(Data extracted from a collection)
──────
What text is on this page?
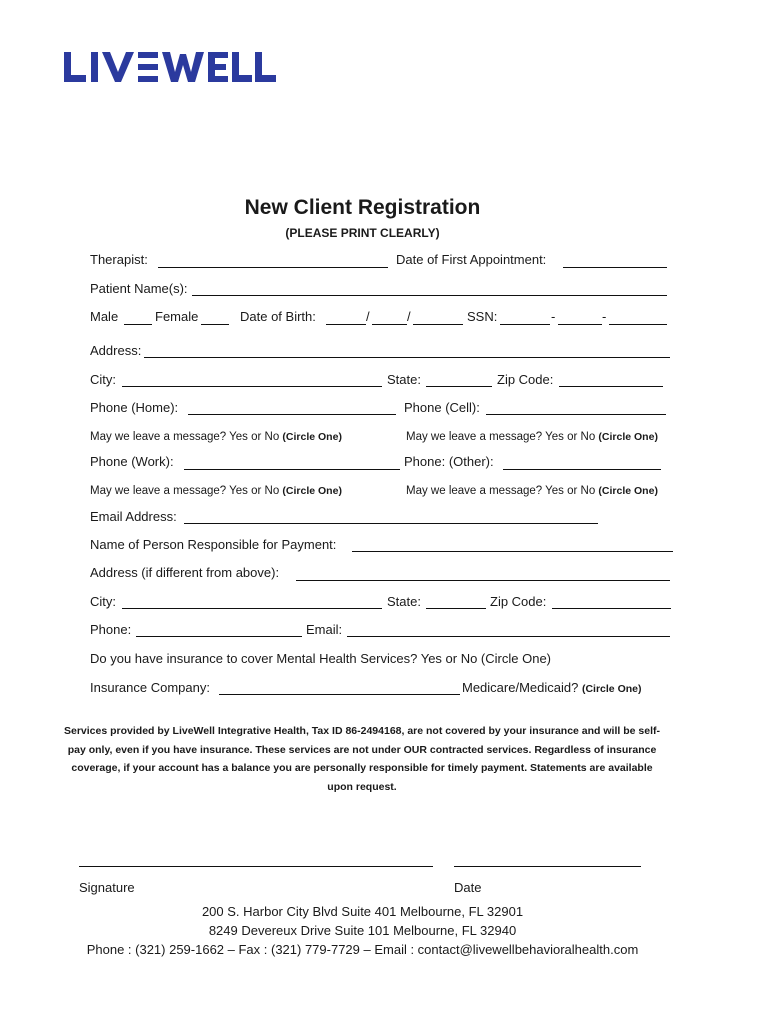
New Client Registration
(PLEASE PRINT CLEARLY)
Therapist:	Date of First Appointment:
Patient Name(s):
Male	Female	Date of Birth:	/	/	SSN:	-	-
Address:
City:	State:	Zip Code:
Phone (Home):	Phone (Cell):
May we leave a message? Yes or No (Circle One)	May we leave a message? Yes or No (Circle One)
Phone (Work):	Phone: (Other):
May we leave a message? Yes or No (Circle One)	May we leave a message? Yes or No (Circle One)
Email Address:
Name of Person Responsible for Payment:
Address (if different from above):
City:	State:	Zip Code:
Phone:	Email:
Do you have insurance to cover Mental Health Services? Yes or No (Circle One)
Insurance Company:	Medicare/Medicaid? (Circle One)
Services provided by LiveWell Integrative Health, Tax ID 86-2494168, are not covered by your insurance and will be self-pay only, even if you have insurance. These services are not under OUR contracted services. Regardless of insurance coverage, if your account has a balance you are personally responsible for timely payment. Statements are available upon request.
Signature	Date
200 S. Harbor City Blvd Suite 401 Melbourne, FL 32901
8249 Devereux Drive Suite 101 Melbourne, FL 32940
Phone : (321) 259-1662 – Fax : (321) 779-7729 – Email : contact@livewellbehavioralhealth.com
──────
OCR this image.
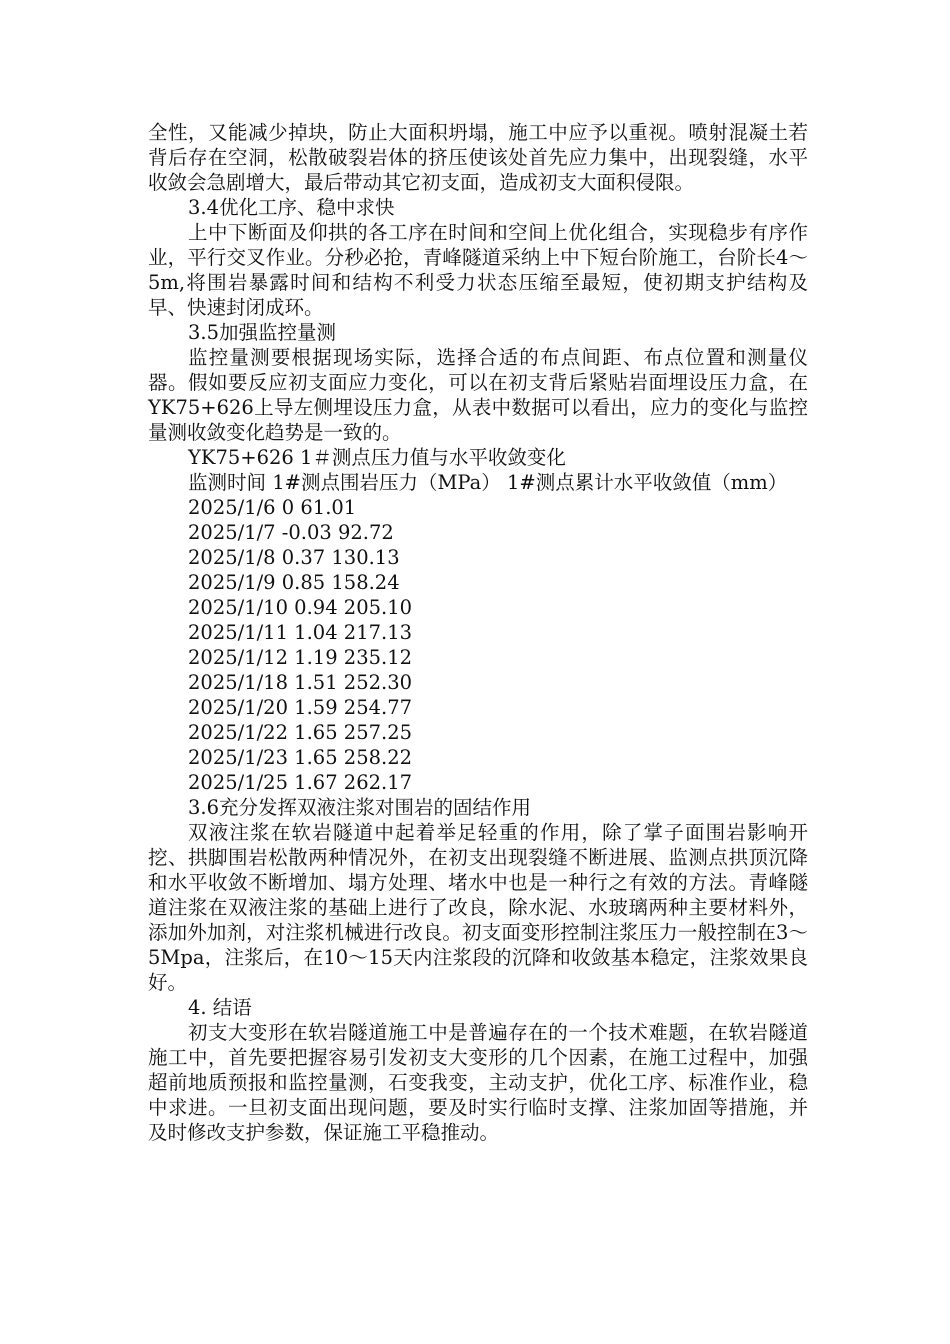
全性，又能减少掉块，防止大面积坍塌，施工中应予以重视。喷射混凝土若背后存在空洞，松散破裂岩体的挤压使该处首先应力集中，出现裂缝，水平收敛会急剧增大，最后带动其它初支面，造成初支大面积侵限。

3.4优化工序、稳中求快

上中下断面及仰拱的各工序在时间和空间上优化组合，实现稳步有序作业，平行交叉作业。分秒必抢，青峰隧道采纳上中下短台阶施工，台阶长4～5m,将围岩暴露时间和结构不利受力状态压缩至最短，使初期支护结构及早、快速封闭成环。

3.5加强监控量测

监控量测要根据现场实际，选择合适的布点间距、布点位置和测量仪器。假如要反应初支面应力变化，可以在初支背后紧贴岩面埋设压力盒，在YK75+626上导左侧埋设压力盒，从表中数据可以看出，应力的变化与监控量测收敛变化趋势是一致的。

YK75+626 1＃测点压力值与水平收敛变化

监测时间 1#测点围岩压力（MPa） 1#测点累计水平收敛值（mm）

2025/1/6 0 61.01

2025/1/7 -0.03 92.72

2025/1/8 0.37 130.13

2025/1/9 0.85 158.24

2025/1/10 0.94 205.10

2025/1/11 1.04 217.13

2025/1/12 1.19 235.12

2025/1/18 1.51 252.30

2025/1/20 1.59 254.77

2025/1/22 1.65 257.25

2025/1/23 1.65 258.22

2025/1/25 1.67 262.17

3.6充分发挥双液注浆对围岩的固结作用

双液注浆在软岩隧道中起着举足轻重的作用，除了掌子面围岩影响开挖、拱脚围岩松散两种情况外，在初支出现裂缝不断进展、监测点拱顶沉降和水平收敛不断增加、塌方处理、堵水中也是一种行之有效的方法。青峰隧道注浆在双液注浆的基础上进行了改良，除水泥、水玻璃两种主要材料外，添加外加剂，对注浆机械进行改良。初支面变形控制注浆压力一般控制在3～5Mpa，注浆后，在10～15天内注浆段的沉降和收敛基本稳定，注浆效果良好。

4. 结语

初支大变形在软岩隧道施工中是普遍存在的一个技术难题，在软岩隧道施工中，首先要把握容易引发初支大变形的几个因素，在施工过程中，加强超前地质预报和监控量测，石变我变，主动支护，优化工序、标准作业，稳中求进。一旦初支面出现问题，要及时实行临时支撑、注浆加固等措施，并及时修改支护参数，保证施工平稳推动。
──────
(Requirement)
Pull out each line of the entries that contains "Services".

(Solution for this problem)
Do you have insurance to cover Mental Health Services? Yes or No (Circle One)
Services provided by LiveWell Integrative Health, Tax ID 86-2494168, are not covered by your insurance and will be self-pay only, even if you have insurance. These services are not under OUR contracted services. Regardless of insurance coverage, if your account has a balance you are personally responsible for timely payment. Statements are available upon request.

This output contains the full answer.